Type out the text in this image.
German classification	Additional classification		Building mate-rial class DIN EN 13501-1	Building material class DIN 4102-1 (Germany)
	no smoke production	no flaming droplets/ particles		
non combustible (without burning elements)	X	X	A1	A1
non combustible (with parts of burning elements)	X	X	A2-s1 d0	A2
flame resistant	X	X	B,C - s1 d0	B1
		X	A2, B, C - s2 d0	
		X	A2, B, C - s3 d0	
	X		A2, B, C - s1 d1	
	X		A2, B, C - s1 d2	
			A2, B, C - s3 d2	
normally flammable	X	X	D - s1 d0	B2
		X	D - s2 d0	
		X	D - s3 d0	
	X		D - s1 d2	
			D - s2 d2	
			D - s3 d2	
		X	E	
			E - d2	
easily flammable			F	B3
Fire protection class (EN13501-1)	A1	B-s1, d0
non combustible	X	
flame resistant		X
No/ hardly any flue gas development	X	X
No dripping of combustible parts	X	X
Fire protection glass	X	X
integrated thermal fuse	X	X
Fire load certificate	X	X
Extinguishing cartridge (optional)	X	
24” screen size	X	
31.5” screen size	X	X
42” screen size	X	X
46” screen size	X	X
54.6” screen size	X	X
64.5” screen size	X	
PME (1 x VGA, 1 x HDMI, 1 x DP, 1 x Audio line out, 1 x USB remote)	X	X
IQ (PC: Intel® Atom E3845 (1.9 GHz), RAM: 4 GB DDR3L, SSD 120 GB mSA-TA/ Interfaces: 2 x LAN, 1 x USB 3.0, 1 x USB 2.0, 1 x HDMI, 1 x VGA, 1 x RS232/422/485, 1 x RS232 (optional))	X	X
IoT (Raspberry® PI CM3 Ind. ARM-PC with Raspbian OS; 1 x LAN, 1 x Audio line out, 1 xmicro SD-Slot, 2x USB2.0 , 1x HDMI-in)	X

# Task requirements
Find every line in the records above that holds the word "Fire", and copy each one.

# The answer
Fire protection class (EN13501-1)	A1	B-s1, d0
Fire protection glass	X	X
Fire load certificate	X	X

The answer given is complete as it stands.